Figure record listings
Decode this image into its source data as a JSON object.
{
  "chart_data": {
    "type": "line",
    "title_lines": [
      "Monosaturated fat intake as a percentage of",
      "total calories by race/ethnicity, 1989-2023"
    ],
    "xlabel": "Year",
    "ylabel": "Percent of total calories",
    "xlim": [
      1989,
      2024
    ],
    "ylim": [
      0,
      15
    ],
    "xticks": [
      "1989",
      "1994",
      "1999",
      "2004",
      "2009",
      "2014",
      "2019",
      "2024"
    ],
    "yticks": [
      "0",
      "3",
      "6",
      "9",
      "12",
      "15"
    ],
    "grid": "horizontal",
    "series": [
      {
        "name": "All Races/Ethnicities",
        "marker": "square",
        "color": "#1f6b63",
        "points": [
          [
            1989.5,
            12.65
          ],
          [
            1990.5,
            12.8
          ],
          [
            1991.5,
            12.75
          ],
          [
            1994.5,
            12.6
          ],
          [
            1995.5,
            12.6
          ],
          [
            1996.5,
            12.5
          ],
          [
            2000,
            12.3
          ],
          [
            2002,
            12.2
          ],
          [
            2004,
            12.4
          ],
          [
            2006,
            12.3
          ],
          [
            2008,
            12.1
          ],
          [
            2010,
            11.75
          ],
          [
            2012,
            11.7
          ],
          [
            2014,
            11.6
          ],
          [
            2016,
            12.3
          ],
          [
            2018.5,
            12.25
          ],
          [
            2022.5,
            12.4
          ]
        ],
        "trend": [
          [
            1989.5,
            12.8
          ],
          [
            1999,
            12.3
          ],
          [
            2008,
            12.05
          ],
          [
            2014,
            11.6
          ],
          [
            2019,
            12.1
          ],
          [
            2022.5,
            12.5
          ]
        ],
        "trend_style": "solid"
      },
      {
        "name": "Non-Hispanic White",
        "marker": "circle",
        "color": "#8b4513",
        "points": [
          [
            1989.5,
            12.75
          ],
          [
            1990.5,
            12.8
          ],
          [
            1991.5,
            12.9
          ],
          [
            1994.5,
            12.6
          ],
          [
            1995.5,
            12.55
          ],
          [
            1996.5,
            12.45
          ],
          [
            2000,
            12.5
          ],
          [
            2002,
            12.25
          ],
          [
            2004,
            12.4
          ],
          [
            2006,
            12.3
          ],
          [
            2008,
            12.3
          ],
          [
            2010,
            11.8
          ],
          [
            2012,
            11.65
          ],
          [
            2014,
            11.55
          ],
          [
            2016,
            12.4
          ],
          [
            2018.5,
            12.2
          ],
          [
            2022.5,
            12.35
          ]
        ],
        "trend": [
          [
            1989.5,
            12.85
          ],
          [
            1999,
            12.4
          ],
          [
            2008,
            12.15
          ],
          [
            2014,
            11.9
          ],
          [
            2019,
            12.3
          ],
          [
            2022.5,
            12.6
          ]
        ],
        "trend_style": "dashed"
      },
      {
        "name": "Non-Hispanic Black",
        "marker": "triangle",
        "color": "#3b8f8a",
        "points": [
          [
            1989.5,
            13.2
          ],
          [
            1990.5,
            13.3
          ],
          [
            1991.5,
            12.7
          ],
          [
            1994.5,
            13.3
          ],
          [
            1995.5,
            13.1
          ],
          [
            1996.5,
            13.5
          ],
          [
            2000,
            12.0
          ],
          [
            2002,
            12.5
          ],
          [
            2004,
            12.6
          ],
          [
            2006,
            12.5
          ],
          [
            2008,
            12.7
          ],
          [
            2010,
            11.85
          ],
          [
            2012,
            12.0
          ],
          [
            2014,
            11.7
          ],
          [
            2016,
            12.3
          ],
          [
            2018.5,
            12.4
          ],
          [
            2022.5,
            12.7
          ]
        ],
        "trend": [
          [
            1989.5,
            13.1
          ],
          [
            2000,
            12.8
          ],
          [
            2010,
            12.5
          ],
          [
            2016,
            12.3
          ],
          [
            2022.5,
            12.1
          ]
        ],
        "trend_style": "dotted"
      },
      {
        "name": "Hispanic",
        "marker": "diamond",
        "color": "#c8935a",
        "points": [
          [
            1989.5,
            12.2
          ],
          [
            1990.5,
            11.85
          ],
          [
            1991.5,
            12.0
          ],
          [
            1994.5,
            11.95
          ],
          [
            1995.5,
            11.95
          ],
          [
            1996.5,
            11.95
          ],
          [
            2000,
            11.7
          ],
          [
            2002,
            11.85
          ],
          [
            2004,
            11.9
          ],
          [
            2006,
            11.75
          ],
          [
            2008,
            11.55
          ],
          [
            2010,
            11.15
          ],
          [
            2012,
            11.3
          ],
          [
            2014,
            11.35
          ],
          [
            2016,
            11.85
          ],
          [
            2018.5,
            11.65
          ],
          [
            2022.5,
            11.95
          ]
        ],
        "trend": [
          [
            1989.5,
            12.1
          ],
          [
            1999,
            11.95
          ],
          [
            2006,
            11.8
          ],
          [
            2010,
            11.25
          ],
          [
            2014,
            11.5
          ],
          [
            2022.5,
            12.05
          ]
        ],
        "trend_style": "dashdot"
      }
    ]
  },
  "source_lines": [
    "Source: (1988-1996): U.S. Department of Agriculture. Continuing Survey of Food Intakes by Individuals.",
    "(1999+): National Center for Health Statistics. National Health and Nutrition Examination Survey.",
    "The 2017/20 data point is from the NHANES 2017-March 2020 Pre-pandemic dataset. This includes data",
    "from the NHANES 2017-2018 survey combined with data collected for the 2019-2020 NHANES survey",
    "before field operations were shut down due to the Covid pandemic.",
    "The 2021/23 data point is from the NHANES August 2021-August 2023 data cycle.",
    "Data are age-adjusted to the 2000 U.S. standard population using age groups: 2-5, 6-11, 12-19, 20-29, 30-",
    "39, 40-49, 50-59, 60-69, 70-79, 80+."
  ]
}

### OBJECTIVE
Quote each line above in full, word for word.

### CORRECT RESULT
Decode this image into its source data as a JSON object.
{
  "chart_data": {
    "type": "line",
    "title_lines": [
      "Monosaturated fat intake as a percentage of",
      "total calories by race/ethnicity, 1989-2023"
    ],
    "xlabel": "Year",
    "ylabel": "Percent of total calories",
    "xlim": [
      1989,
      2024
    ],
    "ylim": [
      0,
      15
    ],
    "xticks": [
      "1989",
      "1994",
      "1999",
      "2004",
      "2009",
      "2014",
      "2019",
      "2024"
    ],
    "yticks": [
      "0",
      "3",
      "6",
      "9",
      "12",
      "15"
    ],
    "grid": "horizontal",
    "series": [
      {
        "name": "All Races/Ethnicities",
        "marker": "square",
        "color": "#1f6b63",
        "points": [
          [
            1989.5,
            12.65
          ],
          [
            1990.5,
            12.8
          ],
          [
            1991.5,
            12.75
          ],
          [
            1994.5,
            12.6
          ],
          [
            1995.5,
            12.6
          ],
          [
            1996.5,
            12.5
          ],
          [
            2000,
            12.3
          ],
          [
            2002,
            12.2
          ],
          [
            2004,
            12.4
          ],
          [
            2006,
            12.3
          ],
          [
            2008,
            12.1
          ],
          [
            2010,
            11.75
          ],
          [
            2012,
            11.7
          ],
          [
            2014,
            11.6
          ],
          [
            2016,
            12.3
          ],
          [
            2018.5,
            12.25
          ],
          [
            2022.5,
            12.4
          ]
        ],
        "trend": [
          [
            1989.5,
            12.8
          ],
          [
            1999,
            12.3
          ],
          [
            2008,
            12.05
          ],
          [
            2014,
            11.6
          ],
          [
            2019,
            12.1
          ],
          [
            2022.5,
            12.5
          ]
        ],
        "trend_style": "solid"
      },
      {
        "name": "Non-Hispanic White",
        "marker": "circle",
        "color": "#8b4513",
        "points": [
          [
            1989.5,
            12.75
          ],
          [
            1990.5,
            12.8
          ],
          [
            1991.5,
            12.9
          ],
          [
            1994.5,
            12.6
          ],
          [
            1995.5,
            12.55
          ],
          [
            1996.5,
            12.45
          ],
          [
            2000,
            12.5
          ],
          [
            2002,
            12.25
          ],
          [
            2004,
            12.4
          ],
          [
            2006,
            12.3
          ],
          [
            2008,
            12.3
          ],
          [
            2010,
            11.8
          ],
          [
            2012,
            11.65
          ],
          [
            2014,
            11.55
          ],
          [
            2016,
            12.4
          ],
          [
            2018.5,
            12.2
          ],
          [
            2022.5,
            12.35
          ]
        ],
        "trend": [
          [
            1989.5,
            12.85
          ],
          [
            1999,
            12.4
          ],
          [
            2008,
            12.15
          ],
          [
            2014,
            11.9
          ],
          [
            2019,
            12.3
          ],
          [
            2022.5,
            12.6
          ]
        ],
        "trend_style": "dashed"
      },
      {
        "name": "Non-Hispanic Black",
        "marker": "triangle",
        "color": "#3b8f8a",
        "points": [
          [
            1989.5,
            13.2
          ],
          [
            1990.5,
            13.3
          ],
          [
            1991.5,
            12.7
          ],
          [
            1994.5,
            13.3
          ],
          [
            1995.5,
            13.1
          ],
          [
            1996.5,
            13.5
          ],
          [
            2000,
            12.0
          ],
          [
            2002,
            12.5
          ],
          [
            2004,
            12.6
          ],
          [
            2006,
            12.5
          ],
          [
            2008,
            12.7
          ],
          [
            2010,
            11.85
          ],
          [
            2012,
            12.0
          ],
          [
            2014,
            11.7
          ],
          [
            2016,
            12.3
          ],
          [
            2018.5,
            12.4
          ],
          [
            2022.5,
            12.7
          ]
        ],
        "trend": [
          [
            1989.5,
            13.1
          ],
          [
            2000,
            12.8
          ],
          [
            2010,
            12.5
          ],
          [
            2016,
            12.3
          ],
          [
            2022.5,
            12.1
          ]
        ],
        "trend_style": "dotted"
      },
      {
        "name": "Hispanic",
        "marker": "diamond",
        "color": "#c8935a",
        "points": [
          [
            1989.5,
            12.2
          ],
          [
            1990.5,
            11.85
          ],
          [
            1991.5,
            12.0
          ],
          [
            1994.5,
            11.95
          ],
          [
            1995.5,
            11.95
          ],
          [
            1996.5,
            11.95
          ],
          [
            2000,
            11.7
          ],
          [
            2002,
            11.85
          ],
          [
            2004,
            11.9
          ],
          [
            2006,
            11.75
          ],
          [
            2008,
            11.55
          ],
          [
            2010,
            11.15
          ],
          [
            2012,
            11.3
          ],
          [
            2014,
            11.35
          ],
          [
            2016,
            11.85
          ],
          [
            2018.5,
            11.65
          ],
          [
            2022.5,
            11.95
          ]
        ],
        "trend": [
          [
            1989.5,
            12.1
          ],
          [
            1999,
            11.95
          ],
          [
            2006,
            11.8
          ],
          [
            2010,
            11.25
          ],
          [
            2014,
            11.5
          ],
          [
            2022.5,
            12.05
          ]
        ],
        "trend_style": "dashdot"
      }
    ]
  },
  "source_lines": [
    "Source: (1988-1996): U.S. Department of Agriculture. Continuing Survey of Food Intakes by Individuals.",
    "(1999+): National Center for Health Statistics. National Health and Nutrition Examination Survey.",
    "The 2017/20 data point is from the NHANES 2017-March 2020 Pre-pandemic dataset. This includes data",
    "from the NHANES 2017-2018 survey combined with data collected for the 2019-2020 NHANES survey",
    "before field operations were shut down due to the Covid pandemic.",
    "The 2021/23 data point is from the NHANES August 2021-August 2023 data cycle.",
    "Data are age-adjusted to the 2000 U.S. standard population using age groups: 2-5, 6-11, 12-19, 20-29, 30-",
    "39, 40-49, 50-59, 60-69, 70-79, 80+."
  ]
}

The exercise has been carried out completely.